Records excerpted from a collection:
==============================
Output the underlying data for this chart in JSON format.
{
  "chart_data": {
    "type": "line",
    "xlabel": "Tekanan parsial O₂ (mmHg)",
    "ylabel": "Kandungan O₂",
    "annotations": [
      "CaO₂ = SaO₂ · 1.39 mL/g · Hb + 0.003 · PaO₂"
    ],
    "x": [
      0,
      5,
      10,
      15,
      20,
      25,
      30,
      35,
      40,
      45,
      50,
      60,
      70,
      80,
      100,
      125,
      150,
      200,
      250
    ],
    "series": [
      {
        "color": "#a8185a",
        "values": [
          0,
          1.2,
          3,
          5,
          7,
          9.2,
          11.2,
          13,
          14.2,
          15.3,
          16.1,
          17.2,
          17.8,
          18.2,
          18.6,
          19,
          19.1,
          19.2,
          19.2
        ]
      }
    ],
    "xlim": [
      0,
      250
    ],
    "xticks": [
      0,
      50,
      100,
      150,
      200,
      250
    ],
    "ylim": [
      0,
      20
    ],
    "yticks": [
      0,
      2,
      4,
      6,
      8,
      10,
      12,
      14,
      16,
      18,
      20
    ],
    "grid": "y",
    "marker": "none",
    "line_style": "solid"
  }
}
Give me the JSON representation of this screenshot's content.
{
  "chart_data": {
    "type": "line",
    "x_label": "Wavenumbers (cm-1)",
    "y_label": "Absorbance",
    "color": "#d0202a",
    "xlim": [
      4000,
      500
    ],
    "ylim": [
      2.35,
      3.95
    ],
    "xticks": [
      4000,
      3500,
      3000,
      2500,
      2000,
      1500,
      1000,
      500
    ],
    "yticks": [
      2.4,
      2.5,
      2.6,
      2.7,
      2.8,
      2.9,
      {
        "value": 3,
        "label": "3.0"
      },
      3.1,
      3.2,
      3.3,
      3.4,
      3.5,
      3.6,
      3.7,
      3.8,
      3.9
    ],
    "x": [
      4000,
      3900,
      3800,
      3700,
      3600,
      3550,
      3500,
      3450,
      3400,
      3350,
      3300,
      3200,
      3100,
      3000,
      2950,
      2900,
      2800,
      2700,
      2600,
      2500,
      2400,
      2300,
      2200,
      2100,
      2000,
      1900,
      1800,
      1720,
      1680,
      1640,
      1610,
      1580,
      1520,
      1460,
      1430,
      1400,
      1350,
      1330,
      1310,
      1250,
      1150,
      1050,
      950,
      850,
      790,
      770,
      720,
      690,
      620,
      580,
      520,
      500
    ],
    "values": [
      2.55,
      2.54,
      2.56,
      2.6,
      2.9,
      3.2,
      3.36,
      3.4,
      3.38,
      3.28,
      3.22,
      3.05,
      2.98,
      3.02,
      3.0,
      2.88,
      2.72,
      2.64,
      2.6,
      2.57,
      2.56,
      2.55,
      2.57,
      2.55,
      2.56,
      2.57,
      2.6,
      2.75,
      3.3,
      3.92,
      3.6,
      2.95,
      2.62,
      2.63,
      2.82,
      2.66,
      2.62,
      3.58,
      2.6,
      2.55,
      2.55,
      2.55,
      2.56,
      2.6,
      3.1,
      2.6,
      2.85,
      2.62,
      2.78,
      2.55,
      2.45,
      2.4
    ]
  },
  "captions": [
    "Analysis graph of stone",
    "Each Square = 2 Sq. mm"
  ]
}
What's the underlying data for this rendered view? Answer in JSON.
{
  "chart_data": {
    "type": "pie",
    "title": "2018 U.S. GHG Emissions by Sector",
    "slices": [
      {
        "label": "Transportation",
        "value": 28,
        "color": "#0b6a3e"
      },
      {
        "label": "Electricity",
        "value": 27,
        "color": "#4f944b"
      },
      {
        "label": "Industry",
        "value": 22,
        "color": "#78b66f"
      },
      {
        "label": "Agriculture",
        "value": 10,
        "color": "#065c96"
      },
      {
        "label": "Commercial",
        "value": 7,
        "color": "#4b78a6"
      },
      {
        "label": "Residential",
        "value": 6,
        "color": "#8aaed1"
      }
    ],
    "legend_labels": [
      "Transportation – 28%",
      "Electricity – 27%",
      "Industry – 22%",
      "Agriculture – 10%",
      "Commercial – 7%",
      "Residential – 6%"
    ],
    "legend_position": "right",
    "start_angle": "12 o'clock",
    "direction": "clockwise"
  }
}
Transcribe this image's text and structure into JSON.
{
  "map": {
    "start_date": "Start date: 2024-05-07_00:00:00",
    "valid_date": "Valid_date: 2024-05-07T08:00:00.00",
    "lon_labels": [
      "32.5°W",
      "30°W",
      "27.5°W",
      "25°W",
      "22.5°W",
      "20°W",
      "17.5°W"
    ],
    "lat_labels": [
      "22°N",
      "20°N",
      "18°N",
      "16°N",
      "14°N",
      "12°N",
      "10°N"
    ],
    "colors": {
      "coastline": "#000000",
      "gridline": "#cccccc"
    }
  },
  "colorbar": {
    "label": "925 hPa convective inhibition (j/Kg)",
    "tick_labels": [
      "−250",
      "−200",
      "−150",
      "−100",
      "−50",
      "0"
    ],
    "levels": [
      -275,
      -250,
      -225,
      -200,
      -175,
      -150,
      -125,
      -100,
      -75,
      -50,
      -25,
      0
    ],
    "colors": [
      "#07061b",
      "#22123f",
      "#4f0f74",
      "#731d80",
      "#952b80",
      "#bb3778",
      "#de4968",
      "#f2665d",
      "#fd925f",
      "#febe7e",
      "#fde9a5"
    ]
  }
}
==============================
Exercise aim —
Reproduce all of the records exactly.

Result of this task —
Output the underlying data for this chart in JSON format.
{
  "chart_data": {
    "type": "line",
    "xlabel": "Tekanan parsial O₂ (mmHg)",
    "ylabel": "Kandungan O₂",
    "annotations": [
      "CaO₂ = SaO₂ · 1.39 mL/g · Hb + 0.003 · PaO₂"
    ],
    "x": [
      0,
      5,
      10,
      15,
      20,
      25,
      30,
      35,
      40,
      45,
      50,
      60,
      70,
      80,
      100,
      125,
      150,
      200,
      250
    ],
    "series": [
      {
        "color": "#a8185a",
        "values": [
          0,
          1.2,
          3,
          5,
          7,
          9.2,
          11.2,
          13,
          14.2,
          15.3,
          16.1,
          17.2,
          17.8,
          18.2,
          18.6,
          19,
          19.1,
          19.2,
          19.2
        ]
      }
    ],
    "xlim": [
      0,
      250
    ],
    "xticks": [
      0,
      50,
      100,
      150,
      200,
      250
    ],
    "ylim": [
      0,
      20
    ],
    "yticks": [
      0,
      2,
      4,
      6,
      8,
      10,
      12,
      14,
      16,
      18,
      20
    ],
    "grid": "y",
    "marker": "none",
    "line_style": "solid"
  }
}
Give me the JSON representation of this screenshot's content.
{
  "chart_data": {
    "type": "line",
    "x_label": "Wavenumbers (cm-1)",
    "y_label": "Absorbance",
    "color": "#d0202a",
    "xlim": [
      4000,
      500
    ],
    "ylim": [
      2.35,
      3.95
    ],
    "xticks": [
      4000,
      3500,
      3000,
      2500,
      2000,
      1500,
      1000,
      500
    ],
    "yticks": [
      2.4,
      2.5,
      2.6,
      2.7,
      2.8,
      2.9,
      {
        "value": 3,
        "label": "3.0"
      },
      3.1,
      3.2,
      3.3,
      3.4,
      3.5,
      3.6,
      3.7,
      3.8,
      3.9
    ],
    "x": [
      4000,
      3900,
      3800,
      3700,
      3600,
      3550,
      3500,
      3450,
      3400,
      3350,
      3300,
      3200,
      3100,
      3000,
      2950,
      2900,
      2800,
      2700,
      2600,
      2500,
      2400,
      2300,
      2200,
      2100,
      2000,
      1900,
      1800,
      1720,
      1680,
      1640,
      1610,
      1580,
      1520,
      1460,
      1430,
      1400,
      1350,
      1330,
      1310,
      1250,
      1150,
      1050,
      950,
      850,
      790,
      770,
      720,
      690,
      620,
      580,
      520,
      500
    ],
    "values": [
      2.55,
      2.54,
      2.56,
      2.6,
      2.9,
      3.2,
      3.36,
      3.4,
      3.38,
      3.28,
      3.22,
      3.05,
      2.98,
      3.02,
      3.0,
      2.88,
      2.72,
      2.64,
      2.6,
      2.57,
      2.56,
      2.55,
      2.57,
      2.55,
      2.56,
      2.57,
      2.6,
      2.75,
      3.3,
      3.92,
      3.6,
      2.95,
      2.62,
      2.63,
      2.82,
      2.66,
      2.62,
      3.58,
      2.6,
      2.55,
      2.55,
      2.55,
      2.56,
      2.6,
      3.1,
      2.6,
      2.85,
      2.62,
      2.78,
      2.55,
      2.45,
      2.4
    ]
  },
  "captions": [
    "Analysis graph of stone",
    "Each Square = 2 Sq. mm"
  ]
}
What's the underlying data for this rendered view? Answer in JSON.
{
  "chart_data": {
    "type": "pie",
    "title": "2018 U.S. GHG Emissions by Sector",
    "slices": [
      {
        "label": "Transportation",
        "value": 28,
        "color": "#0b6a3e"
      },
      {
        "label": "Electricity",
        "value": 27,
        "color": "#4f944b"
      },
      {
        "label": "Industry",
        "value": 22,
        "color": "#78b66f"
      },
      {
        "label": "Agriculture",
        "value": 10,
        "color": "#065c96"
      },
      {
        "label": "Commercial",
        "value": 7,
        "color": "#4b78a6"
      },
      {
        "label": "Residential",
        "value": 6,
        "color": "#8aaed1"
      }
    ],
    "legend_labels": [
      "Transportation – 28%",
      "Electricity – 27%",
      "Industry – 22%",
      "Agriculture – 10%",
      "Commercial – 7%",
      "Residential – 6%"
    ],
    "legend_position": "right",
    "start_angle": "12 o'clock",
    "direction": "clockwise"
  }
}
Transcribe this image's text and structure into JSON.
{
  "map": {
    "start_date": "Start date: 2024-05-07_00:00:00",
    "valid_date": "Valid_date: 2024-05-07T08:00:00.00",
    "lon_labels": [
      "32.5°W",
      "30°W",
      "27.5°W",
      "25°W",
      "22.5°W",
      "20°W",
      "17.5°W"
    ],
    "lat_labels": [
      "22°N",
      "20°N",
      "18°N",
      "16°N",
      "14°N",
      "12°N",
      "10°N"
    ],
    "colors": {
      "coastline": "#000000",
      "gridline": "#cccccc"
    }
  },
  "colorbar": {
    "label": "925 hPa convective inhibition (j/Kg)",
    "tick_labels": [
      "−250",
      "−200",
      "−150",
      "−100",
      "−50",
      "0"
    ],
    "levels": [
      -275,
      -250,
      -225,
      -200,
      -175,
      -150,
      -125,
      -100,
      -75,
      -50,
      -25,
      0
    ],
    "colors": [
      "#07061b",
      "#22123f",
      "#4f0f74",
      "#731d80",
      "#952b80",
      "#bb3778",
      "#de4968",
      "#f2665d",
      "#fd925f",
      "#febe7e",
      "#fde9a5"
    ]
  }
}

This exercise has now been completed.